• The request: Look through the lines of the material and count those containing "программа". Give that count alone.

• Data supplied:
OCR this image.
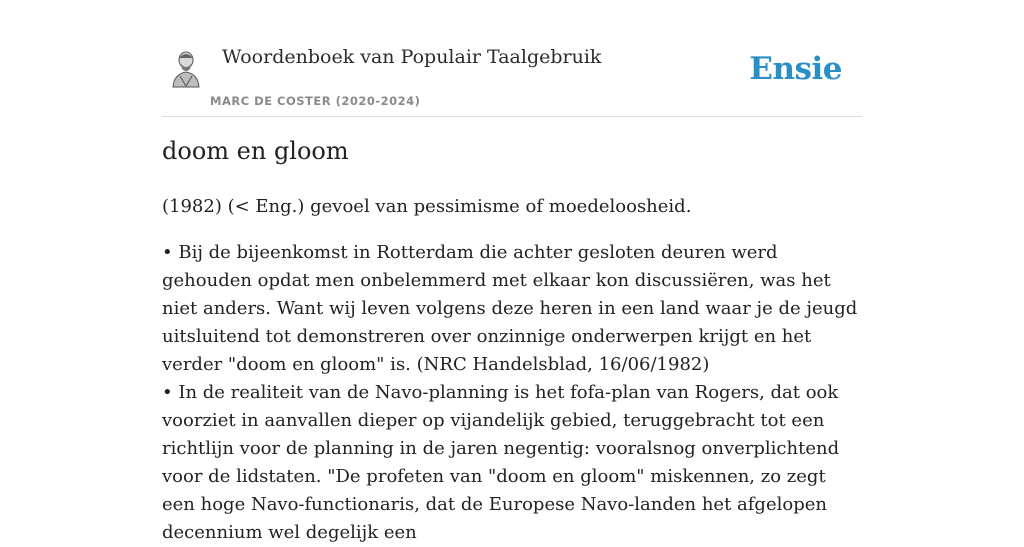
Woordenboek van Populair Taalgebruik
MARC DE COSTER (2020-2024)
Ensie
doom en gloom

(1982) (< Eng.) gevoel van pessimisme of moedeloosheid.

• Bij de bijeenkomst in Rotterdam die achter gesloten deuren werd gehouden opdat men onbelemmerd met elkaar kon discussiëren, was het niet anders. Want wij leven volgens deze heren in een land waar je de jeugd uitsluitend tot demonstreren over onzinnige onderwerpen krijgt en het verder "doom en gloom" is. (NRC Handelsblad, 16/06/1982)

• In de realiteit van de Navo-planning is het fofa-plan van Rogers, dat ook voorziet in aanvallen dieper op vijandelijk gebied, teruggebracht tot een richtlijn voor de planning in de jaren negentig: vooralsnog onverplichtend voor de lidstaten. "De profeten van "doom en gloom" miskennen, zo zegt een hoge Navo-functionaris, dat de Europese Navo-landen het afgelopen decennium wel degelijk een
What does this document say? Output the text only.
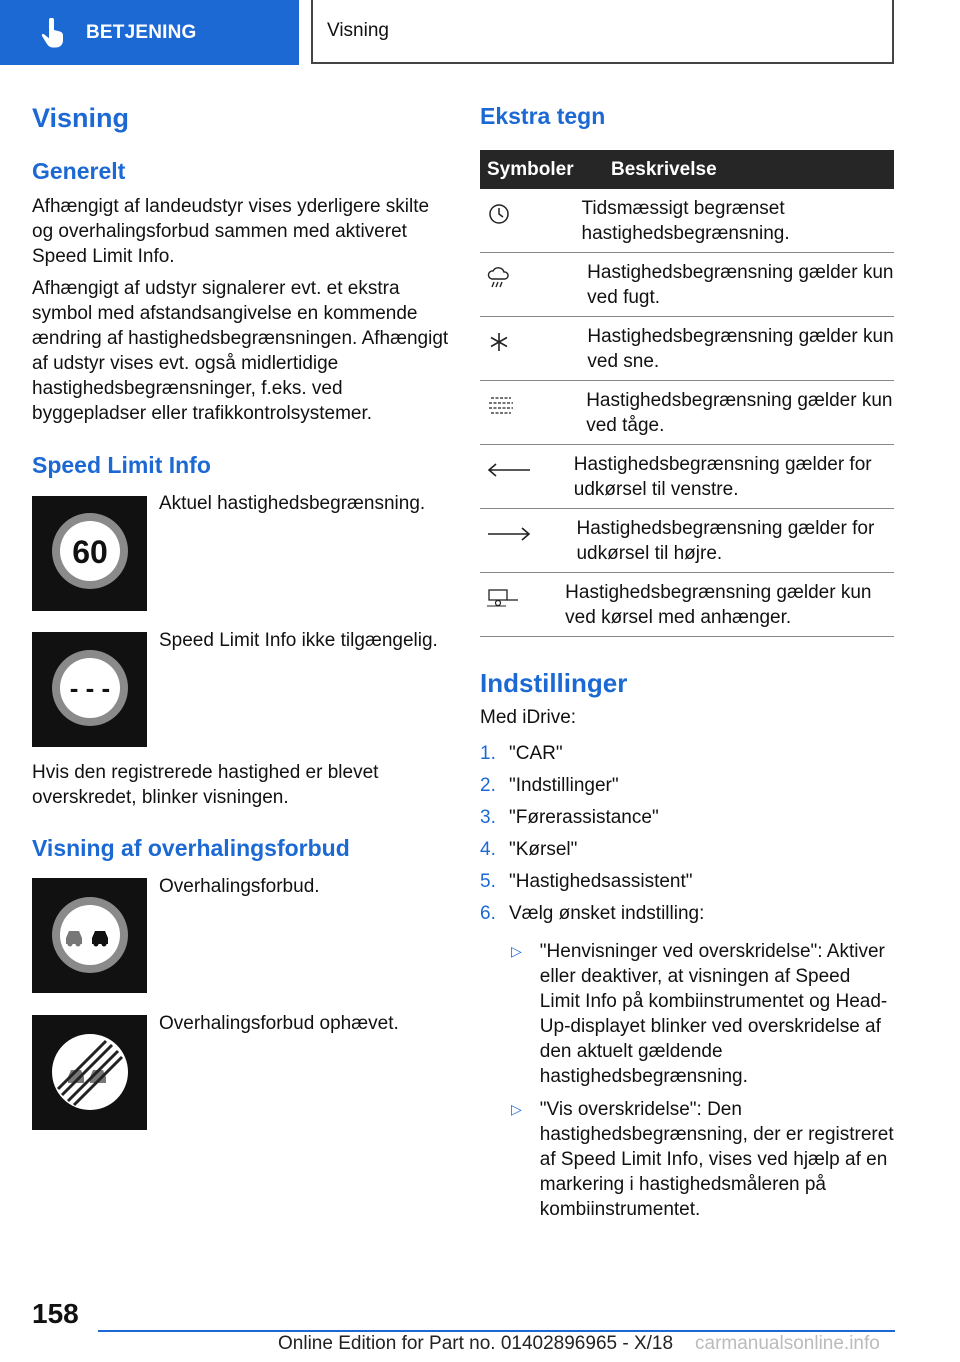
BETJENING	Visning
Visning
Generelt

Afhængigt af landeudstyr vises yderligere skilte og overhalingsforbud sammen med aktiveret Speed Limit Info.

Afhængigt af udstyr signalerer evt. et ekstra symbol med afstandsangivelse en kommende ændring af hastighedsbegrænsningen. Afhængigt af udstyr vises evt. også midlertidige hastighedsbegrænsninger, f.eks. ved byggepladser eller trafikkontrolsystemer.

Speed Limit Info
60
Aktuel hastighedsbegrænsning.
- - -
Speed Limit Info ikke tilgængelig.

Hvis den registrerede hastighed er blevet overskredet, blinker visningen.

Visning af overhalingsforbud
Overhalingsforbud.
Overhalingsforbud ophævet.
Ekstra tegn
Symboler	Beskrivelse
Tidsmæssigt begrænset hastighedsbegrænsning.
Hastighedsbegrænsning gælder kun ved fugt.
Hastighedsbegrænsning gælder kun ved sne.
Hastighedsbegrænsning gælder kun ved tåge.
Hastighedsbegrænsning gælder for udkørsel til venstre.
Hastighedsbegrænsning gælder for udkørsel til højre.
Hastighedsbegrænsning gælder kun ved kørsel med anhænger.
Indstillinger
Med iDrive:
1. "CAR"
2. "Indstillinger"
3. "Førerassistance"
4. "Kørsel"
5. "Hastighedsassistent"
6. Vælg ønsket indstilling:
▷ "Henvisninger ved overskridelse": Aktiver eller deaktiver, at visningen af Speed Limit Info på kombiinstrumentet og Head-Up-displayet blinker ved overskridelse af den aktuelt gældende hastighedsbegrænsning.
▷ "Vis overskridelse": Den hastighedsbegrænsning, der er registreret af Speed Limit Info, vises ved hjælp af en markering i hastighedsmåleren på kombiinstrumentet.
158
Online Edition for Part no. 01402896965 - X/18 carmanualsonline.info
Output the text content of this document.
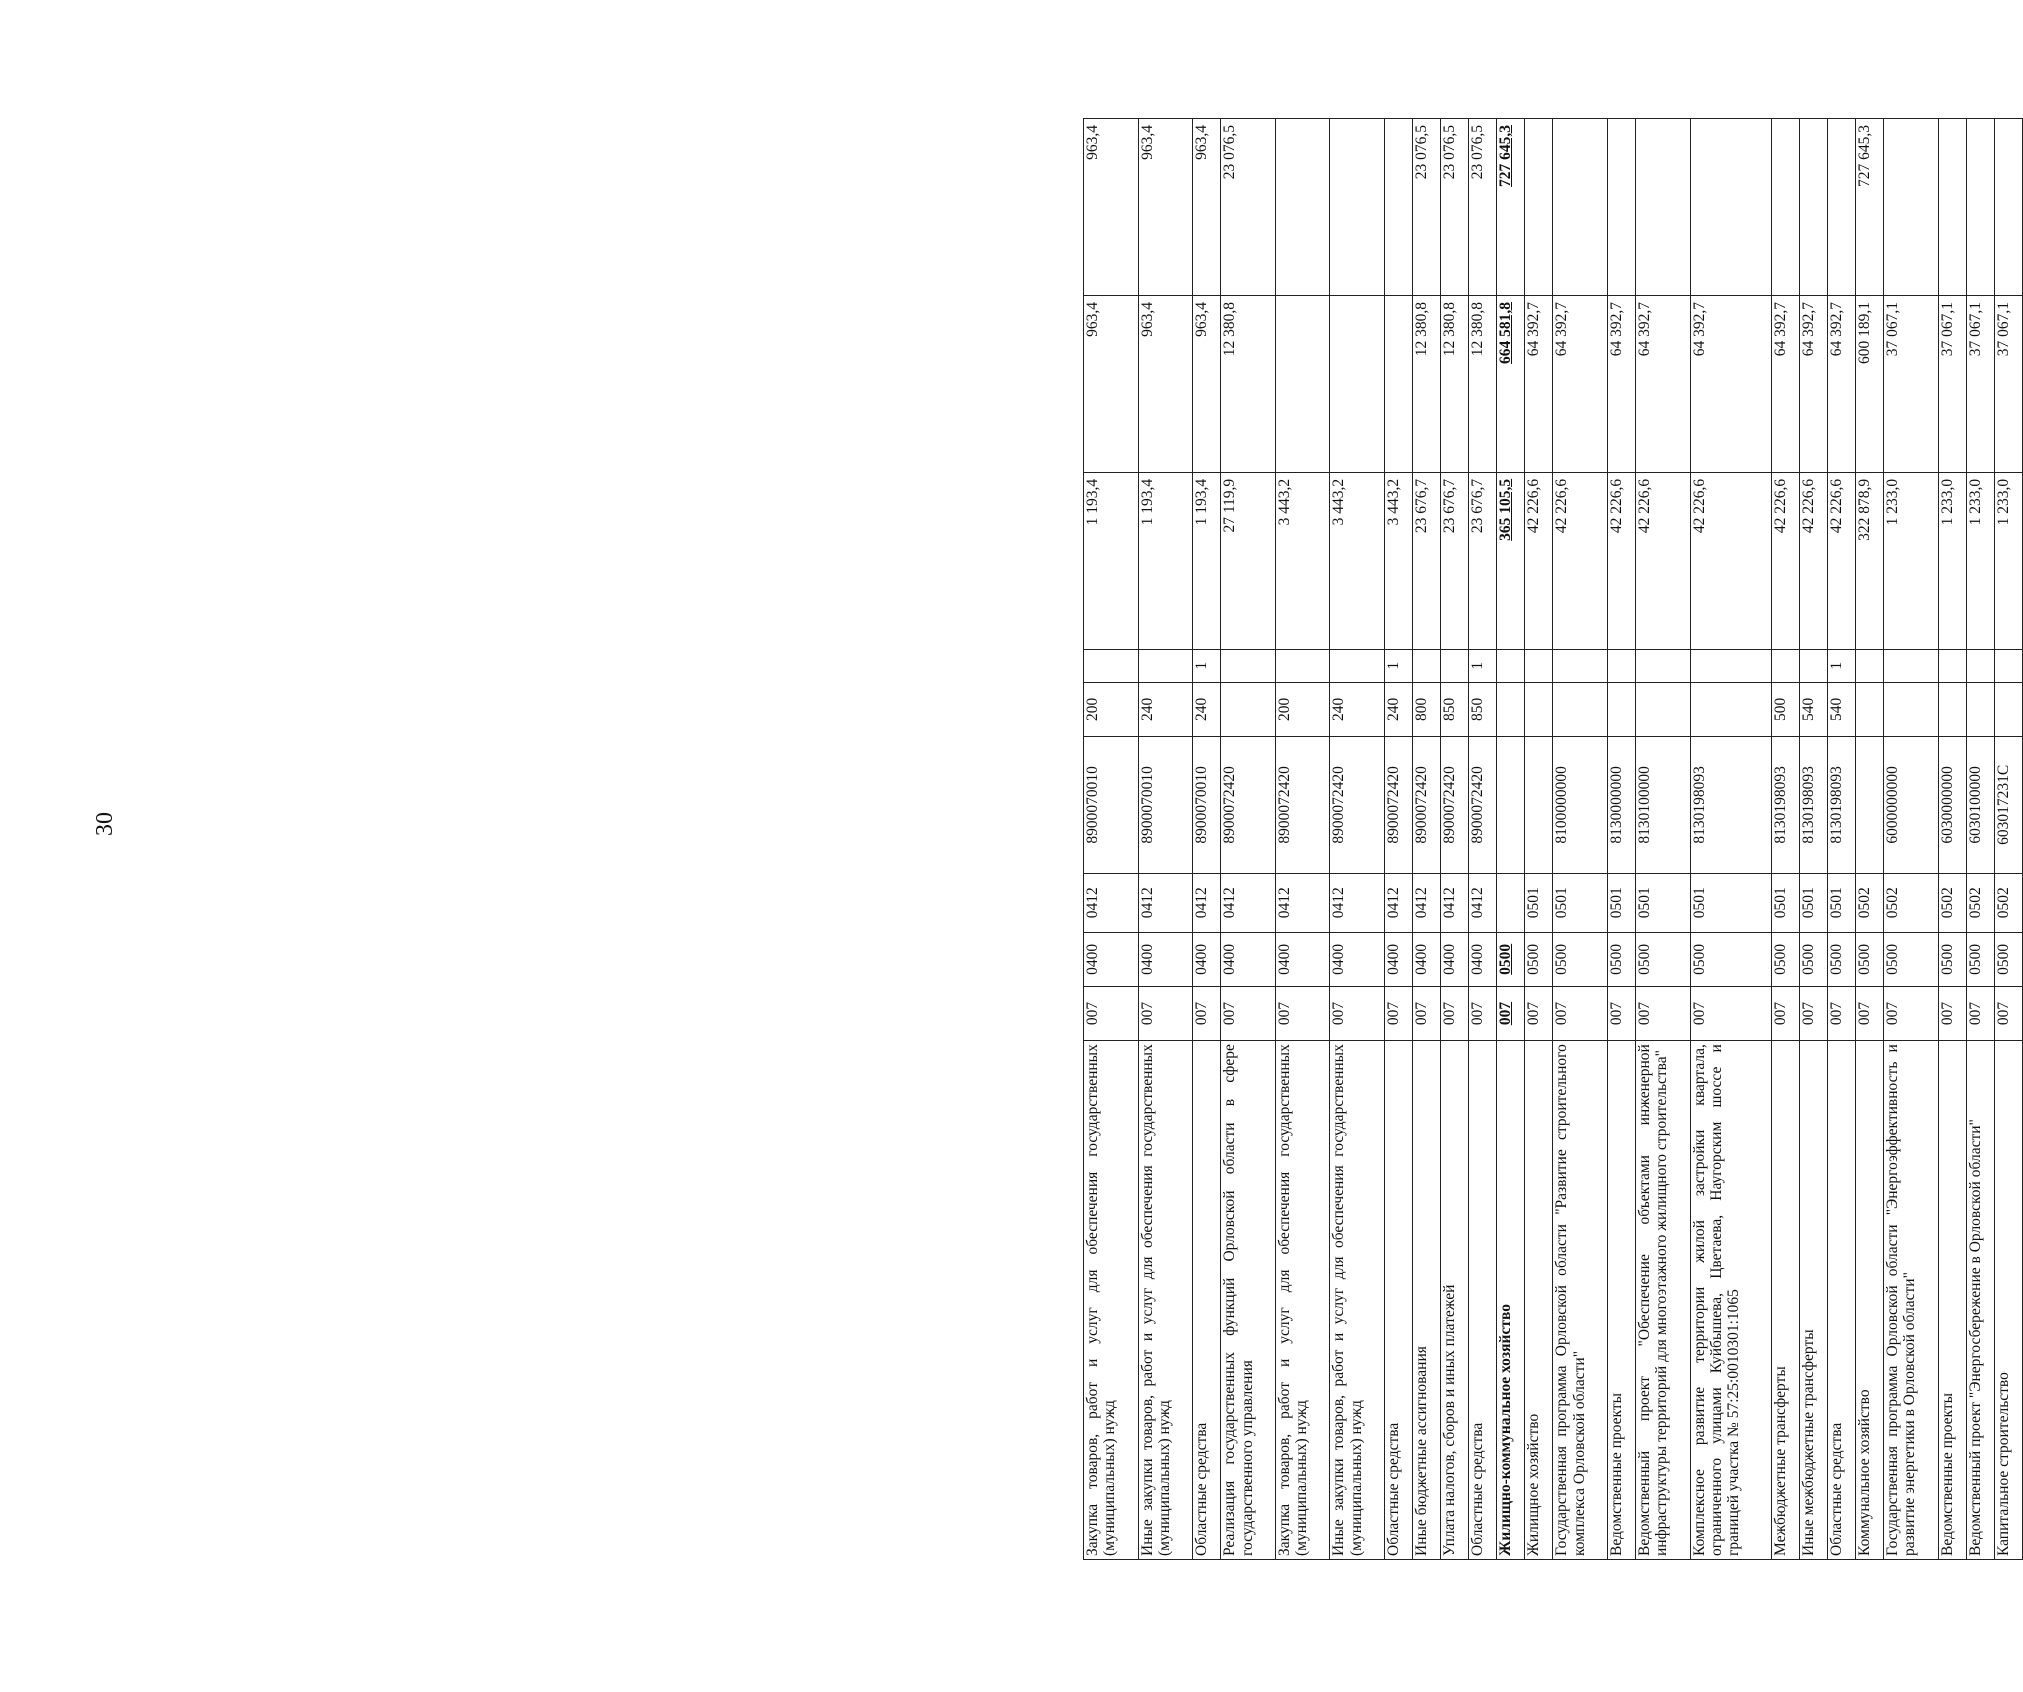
30
Закупка товаров, работ и услуг для обеспечения государственных (муниципальных) нужд	007	0400	0412	8900070010	200		1 193,4	963,4	963,4
Иные закупки товаров, работ и услуг для обеспечения государственных (муниципальных) нужд	007	0400	0412	8900070010	240		1 193,4	963,4	963,4
Областные средства	007	0400	0412	8900070010	240	1	1 193,4	963,4	963,4
Реализация государственных функций Орловской области в сфере государственного управления	007	0400	0412	8900072420			27 119,9	12 380,8	23 076,5
Закупка товаров, работ и услуг для обеспечения государственных (муниципальных) нужд	007	0400	0412	8900072420	200		3 443,2		
Иные закупки товаров, работ и услуг для обеспечения государственных (муниципальных) нужд	007	0400	0412	8900072420	240		3 443,2		
Областные средства	007	0400	0412	8900072420	240	1	3 443,2		
Иные бюджетные ассигнования	007	0400	0412	8900072420	800		23 676,7	12 380,8	23 076,5
Уплата налогов, сборов и иных платежей	007	0400	0412	8900072420	850		23 676,7	12 380,8	23 076,5
Областные средства	007	0400	0412	8900072420	850	1	23 676,7	12 380,8	23 076,5
Жилищно-коммунальное хозяйство	007	0500					365 105,5	664 581,8	727 645,3
Жилищное хозяйство	007	0500	0501				42 226,6	64 392,7	
Государственная программа Орловской области "Развитие строительного комплекса Орловской области"	007	0500	0501	8100000000			42 226,6	64 392,7	
Ведомственные проекты	007	0500	0501	8130000000			42 226,6	64 392,7	
Ведомственный проект "Обеспечение объектами инженерной инфраструктуры территорий для многоэтажного жилищного строительства"	007	0500	0501	8130100000			42 226,6	64 392,7	
Комплексное развитие территории жилой застройки квартала, ограниченного улицами Куйбышева, Цветаева, Наугорским шоссе и границей участка № 57:25:0010301:1065	007	0500	0501	8130198093			42 226,6	64 392,7	
Межбюджетные трансферты	007	0500	0501	8130198093	500		42 226,6	64 392,7	
Иные межбюджетные трансферты	007	0500	0501	8130198093	540		42 226,6	64 392,7	
Областные средства	007	0500	0501	8130198093	540	1	42 226,6	64 392,7	
Коммунальное хозяйство	007	0500	0502				322 878,9	600 189,1	727 645,3
Государственная программа Орловской области "Энергоэффективность и развитие энергетики в Орловской области"	007	0500	0502	6000000000			1 233,0	37 067,1	
Ведомственные проекты	007	0500	0502	6030000000			1 233,0	37 067,1	
Ведомственный проект "Энергосбережение в Орловской области"	007	0500	0502	6030100000			1 233,0	37 067,1	
Капитальное строительство	007	0500	0502	603017231С			1 233,0	37 067,1	
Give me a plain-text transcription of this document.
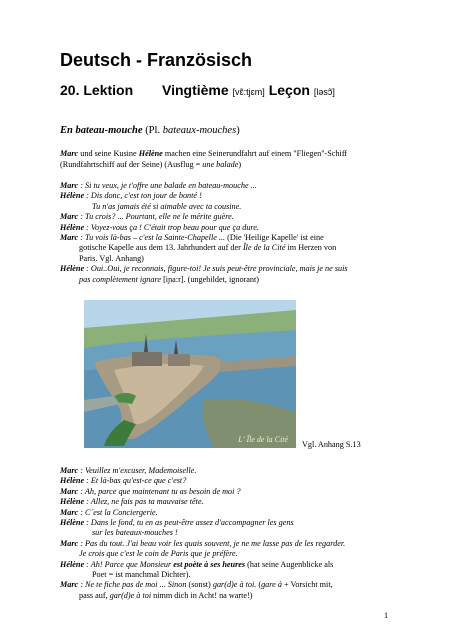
Deutsch - Französisch
20. Lektion Vingtième [vɛ̃:tjɛm] Leçon [ləsɔ̃]
En bateau-mouche (Pl. bateaux-mouches)
Marc und seine Kusine Hélène machen eine Seinerundfahrt auf einem "Fliegen"-Schiff
(Rundfahrtschiff auf der Seine) (Ausflug = une balade)
Marc : Si tu veux, je t'offre une balade en bateau-mouche ...
Hélène : Dis donc, c'est ton jour de bonté !
Tu n'as jamais été si aimable avec ta cousine.
Marc : Tu crois? ... Pourtant, elle ne le mérite guère.
Hélène : Voyez-vous ça ! C'était trop beau pour que ça dure.
Marc : Tu vois là-bas – c'est la Sainte-Chapelle ... (Die 'Heilige Kapelle' ist eine
gotische Kapelle aus dem 13. Jahrhundert auf der Île de la Cité im Herzen von
Paris. Vgl. Anhang)
Hélène : Oui..Oui, je reconnais, figure-toi! Je suis peut-être provinciale, mais je ne suis
pas complètement ignare [iɲa:r]. (ungebildet, ignorant)
L' Île de la Cité
Vgl. Anhang S.13
Marc : Veuillez m'excuser, Mademoiselle.
Hélène : Et là-bas qu'est-ce que c'est?
Marc : Ah, parce que maintenant tu as besoin de moi ?
Hélène : Allez, ne fais pas ta mauvaise tête.
Marc : C´est la Conciergerie.
Hélène : Dans le fond, tu en as peut-être assez d'accompagner les gens
sur les bateaux-mouches !
Marc : Pas du tout. J'ai beau voir les quais souvent, je ne me lasse pas de les regarder.
Je crois que c'est le coin de Paris que je préfère.
Hélène : Ah! Parce que Monsieur est poète à ses heures (hat seine Augenblicke als
Poet = ist manchmal Dichter).
Marc : Ne te fiche pas de moi ... Sinon (sonst) gar(d)e à toi. (gare à + Vorsicht mit,
pass auf, gar(d)e à toi nimm dich in Acht! na warte!)
1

• Final result: 2